- [THE DATA]:
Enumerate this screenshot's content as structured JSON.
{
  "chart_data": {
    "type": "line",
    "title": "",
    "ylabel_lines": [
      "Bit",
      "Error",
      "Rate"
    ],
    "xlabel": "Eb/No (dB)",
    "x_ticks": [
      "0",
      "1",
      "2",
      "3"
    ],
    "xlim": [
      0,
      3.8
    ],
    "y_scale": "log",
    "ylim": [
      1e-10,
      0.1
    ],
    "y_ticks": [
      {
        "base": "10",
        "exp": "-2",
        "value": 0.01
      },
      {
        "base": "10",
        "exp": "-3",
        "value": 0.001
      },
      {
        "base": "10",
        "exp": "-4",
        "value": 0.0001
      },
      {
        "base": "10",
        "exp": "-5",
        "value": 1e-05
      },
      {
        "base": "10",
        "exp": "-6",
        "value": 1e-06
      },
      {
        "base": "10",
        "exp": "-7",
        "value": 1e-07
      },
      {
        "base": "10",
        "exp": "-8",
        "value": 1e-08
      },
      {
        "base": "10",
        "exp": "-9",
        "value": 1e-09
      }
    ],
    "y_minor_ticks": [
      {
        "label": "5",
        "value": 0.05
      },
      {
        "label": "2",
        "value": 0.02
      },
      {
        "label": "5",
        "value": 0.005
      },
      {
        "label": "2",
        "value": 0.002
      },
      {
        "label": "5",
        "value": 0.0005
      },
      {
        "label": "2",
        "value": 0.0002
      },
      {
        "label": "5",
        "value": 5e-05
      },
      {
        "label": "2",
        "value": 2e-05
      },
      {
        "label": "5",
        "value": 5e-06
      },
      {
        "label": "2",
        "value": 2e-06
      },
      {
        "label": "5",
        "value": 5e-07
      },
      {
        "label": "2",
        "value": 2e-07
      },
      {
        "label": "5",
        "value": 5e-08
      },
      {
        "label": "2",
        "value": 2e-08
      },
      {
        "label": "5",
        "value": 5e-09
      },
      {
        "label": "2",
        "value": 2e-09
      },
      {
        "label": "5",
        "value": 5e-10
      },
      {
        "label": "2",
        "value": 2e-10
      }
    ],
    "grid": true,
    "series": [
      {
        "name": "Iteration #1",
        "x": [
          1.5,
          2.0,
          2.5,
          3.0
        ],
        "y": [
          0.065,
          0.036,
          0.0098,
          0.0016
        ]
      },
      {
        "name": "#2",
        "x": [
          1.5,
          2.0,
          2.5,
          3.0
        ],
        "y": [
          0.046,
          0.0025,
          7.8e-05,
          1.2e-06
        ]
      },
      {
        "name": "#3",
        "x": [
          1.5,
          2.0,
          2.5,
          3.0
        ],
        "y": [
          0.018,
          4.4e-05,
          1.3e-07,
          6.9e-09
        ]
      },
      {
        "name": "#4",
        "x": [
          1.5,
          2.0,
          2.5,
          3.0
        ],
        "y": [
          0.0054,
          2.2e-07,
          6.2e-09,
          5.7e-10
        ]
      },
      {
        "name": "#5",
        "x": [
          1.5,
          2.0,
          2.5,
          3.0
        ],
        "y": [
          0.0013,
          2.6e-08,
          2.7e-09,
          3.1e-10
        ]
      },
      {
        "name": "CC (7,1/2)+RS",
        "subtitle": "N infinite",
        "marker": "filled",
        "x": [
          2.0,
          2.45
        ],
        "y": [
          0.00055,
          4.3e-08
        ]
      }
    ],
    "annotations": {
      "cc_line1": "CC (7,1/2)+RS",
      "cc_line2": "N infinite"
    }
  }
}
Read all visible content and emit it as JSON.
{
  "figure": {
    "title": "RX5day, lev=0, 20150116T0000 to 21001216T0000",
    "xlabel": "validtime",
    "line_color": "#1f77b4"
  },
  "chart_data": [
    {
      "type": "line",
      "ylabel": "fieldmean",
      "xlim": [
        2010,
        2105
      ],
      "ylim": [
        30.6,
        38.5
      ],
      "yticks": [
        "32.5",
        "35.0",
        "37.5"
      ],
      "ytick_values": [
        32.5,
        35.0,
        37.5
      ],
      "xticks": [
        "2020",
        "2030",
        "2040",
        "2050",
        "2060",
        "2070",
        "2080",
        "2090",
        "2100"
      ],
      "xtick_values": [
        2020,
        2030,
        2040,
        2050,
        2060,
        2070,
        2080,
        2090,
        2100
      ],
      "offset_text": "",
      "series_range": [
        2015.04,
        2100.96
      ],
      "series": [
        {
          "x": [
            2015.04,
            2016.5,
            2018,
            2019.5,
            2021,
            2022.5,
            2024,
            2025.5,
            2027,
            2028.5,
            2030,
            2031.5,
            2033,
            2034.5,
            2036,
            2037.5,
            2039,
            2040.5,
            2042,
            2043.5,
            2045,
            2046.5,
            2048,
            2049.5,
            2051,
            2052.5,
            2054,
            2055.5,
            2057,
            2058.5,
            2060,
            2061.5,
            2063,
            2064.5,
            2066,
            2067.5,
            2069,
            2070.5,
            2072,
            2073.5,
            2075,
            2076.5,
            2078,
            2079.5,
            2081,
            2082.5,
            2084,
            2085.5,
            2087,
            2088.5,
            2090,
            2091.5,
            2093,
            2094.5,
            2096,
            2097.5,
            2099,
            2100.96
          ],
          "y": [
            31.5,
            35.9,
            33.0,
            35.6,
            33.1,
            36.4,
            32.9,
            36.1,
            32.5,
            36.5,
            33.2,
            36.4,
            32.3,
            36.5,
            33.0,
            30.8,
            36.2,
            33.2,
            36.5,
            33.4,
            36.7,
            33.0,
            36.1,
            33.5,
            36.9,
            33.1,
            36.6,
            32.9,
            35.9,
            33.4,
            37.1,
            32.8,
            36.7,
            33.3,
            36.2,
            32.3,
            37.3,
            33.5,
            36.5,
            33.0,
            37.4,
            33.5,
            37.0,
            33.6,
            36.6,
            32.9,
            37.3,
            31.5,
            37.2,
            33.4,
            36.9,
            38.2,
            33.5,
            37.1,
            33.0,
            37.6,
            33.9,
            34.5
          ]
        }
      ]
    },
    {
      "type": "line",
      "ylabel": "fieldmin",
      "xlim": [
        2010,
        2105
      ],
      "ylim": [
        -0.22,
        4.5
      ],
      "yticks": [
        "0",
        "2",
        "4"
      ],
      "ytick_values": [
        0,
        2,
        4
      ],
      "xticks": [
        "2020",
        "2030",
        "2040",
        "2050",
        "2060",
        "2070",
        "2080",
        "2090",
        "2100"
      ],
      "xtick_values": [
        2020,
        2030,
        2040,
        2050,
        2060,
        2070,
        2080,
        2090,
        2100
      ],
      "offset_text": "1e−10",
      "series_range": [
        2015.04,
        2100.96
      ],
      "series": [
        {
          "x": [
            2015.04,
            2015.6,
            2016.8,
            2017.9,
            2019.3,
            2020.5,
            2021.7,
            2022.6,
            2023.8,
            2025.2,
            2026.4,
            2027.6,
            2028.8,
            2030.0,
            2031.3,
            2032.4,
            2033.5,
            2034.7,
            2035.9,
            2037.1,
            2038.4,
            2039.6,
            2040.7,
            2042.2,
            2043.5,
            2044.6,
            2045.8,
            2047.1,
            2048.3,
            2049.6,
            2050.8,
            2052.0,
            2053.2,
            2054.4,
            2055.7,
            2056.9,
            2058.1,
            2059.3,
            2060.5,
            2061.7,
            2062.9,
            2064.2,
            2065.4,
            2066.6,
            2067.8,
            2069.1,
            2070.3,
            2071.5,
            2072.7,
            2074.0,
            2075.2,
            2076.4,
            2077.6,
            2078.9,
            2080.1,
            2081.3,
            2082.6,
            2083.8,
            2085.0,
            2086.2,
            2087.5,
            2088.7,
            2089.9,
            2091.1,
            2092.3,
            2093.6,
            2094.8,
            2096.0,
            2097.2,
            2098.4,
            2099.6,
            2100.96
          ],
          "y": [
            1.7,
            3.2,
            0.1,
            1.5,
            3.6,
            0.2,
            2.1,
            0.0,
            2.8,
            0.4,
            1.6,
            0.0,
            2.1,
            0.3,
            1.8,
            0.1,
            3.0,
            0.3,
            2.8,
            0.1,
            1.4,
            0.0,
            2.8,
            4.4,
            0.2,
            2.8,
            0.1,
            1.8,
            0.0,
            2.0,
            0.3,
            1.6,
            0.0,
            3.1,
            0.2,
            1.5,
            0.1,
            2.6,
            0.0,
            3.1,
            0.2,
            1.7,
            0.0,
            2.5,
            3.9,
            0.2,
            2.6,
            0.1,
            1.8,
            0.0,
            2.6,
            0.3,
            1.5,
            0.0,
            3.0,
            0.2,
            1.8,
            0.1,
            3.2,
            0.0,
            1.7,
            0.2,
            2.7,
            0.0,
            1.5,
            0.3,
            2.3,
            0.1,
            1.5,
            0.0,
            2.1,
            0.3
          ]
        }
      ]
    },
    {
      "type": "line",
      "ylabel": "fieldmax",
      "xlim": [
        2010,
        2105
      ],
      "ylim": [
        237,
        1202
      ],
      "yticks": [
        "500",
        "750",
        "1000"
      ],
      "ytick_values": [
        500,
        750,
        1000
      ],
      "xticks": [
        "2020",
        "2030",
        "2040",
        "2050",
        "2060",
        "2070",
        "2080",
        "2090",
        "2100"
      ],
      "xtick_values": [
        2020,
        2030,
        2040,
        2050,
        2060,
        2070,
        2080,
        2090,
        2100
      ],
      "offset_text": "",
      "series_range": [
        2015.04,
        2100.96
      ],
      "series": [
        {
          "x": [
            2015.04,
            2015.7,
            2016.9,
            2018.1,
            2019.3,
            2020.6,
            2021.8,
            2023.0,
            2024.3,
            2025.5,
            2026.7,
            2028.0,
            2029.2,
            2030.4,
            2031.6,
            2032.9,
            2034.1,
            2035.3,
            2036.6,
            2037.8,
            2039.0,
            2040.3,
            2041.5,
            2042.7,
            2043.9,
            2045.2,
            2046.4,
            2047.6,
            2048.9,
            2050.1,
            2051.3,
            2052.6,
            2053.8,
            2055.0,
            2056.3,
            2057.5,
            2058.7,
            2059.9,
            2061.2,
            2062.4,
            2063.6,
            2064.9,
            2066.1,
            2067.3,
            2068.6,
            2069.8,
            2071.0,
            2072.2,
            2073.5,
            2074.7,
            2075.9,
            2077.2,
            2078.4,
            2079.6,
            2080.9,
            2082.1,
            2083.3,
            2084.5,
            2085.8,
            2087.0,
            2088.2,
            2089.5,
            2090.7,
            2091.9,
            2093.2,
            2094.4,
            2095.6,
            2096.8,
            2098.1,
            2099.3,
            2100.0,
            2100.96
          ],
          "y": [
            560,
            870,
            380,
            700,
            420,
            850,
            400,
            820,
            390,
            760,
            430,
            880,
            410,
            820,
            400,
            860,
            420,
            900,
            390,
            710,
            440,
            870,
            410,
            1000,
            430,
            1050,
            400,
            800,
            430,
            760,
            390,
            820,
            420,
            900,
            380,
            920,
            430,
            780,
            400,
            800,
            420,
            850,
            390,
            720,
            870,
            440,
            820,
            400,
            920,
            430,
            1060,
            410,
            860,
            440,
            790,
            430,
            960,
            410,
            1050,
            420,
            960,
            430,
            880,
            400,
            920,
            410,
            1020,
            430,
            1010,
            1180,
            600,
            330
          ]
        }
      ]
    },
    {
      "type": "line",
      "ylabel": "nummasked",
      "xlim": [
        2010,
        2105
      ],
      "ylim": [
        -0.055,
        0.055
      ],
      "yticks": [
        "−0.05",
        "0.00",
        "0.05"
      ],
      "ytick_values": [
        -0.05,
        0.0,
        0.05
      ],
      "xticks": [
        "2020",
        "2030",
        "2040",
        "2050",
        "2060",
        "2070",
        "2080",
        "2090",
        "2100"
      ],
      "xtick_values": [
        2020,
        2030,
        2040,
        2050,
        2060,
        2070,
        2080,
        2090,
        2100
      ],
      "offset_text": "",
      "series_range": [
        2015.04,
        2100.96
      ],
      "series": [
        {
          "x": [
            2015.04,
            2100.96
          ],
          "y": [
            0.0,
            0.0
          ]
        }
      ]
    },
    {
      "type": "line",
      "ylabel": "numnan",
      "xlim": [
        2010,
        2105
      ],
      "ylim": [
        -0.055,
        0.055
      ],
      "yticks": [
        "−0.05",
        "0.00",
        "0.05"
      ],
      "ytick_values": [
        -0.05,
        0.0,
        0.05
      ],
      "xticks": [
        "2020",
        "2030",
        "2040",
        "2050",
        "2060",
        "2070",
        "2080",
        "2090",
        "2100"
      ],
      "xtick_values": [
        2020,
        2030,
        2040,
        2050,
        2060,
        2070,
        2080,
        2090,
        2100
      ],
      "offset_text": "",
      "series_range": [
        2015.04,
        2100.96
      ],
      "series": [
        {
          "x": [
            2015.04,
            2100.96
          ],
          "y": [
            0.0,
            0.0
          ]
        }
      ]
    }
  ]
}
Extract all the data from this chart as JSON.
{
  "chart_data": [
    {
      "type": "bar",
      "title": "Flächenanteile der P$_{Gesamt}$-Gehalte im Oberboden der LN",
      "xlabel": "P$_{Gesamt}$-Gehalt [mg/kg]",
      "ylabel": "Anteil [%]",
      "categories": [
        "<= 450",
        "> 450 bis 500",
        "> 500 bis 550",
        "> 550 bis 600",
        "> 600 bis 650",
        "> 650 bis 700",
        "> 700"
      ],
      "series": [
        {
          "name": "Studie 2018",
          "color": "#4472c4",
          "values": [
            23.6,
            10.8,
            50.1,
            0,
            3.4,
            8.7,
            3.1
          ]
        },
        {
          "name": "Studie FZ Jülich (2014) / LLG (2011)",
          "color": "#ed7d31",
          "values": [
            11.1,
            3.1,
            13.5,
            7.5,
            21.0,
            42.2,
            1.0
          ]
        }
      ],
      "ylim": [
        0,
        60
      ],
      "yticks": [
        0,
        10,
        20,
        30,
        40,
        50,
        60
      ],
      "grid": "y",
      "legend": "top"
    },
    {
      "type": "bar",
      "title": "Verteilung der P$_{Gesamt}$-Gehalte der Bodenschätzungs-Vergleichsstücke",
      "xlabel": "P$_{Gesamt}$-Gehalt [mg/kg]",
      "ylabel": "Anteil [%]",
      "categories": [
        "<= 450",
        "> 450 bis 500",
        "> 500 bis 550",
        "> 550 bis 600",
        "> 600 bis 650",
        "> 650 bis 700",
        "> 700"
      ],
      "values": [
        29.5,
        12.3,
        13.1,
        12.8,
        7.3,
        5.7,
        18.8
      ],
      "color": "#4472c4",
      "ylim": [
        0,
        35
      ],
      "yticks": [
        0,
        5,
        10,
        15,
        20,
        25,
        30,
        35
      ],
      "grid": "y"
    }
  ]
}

- [CHALLENGE]:
From the material above, copy each line that includes the word "this".

- [FINISHED TASK]:
Enumerate this screenshot's content as structured JSON.
Extract all the data from this chart as JSON.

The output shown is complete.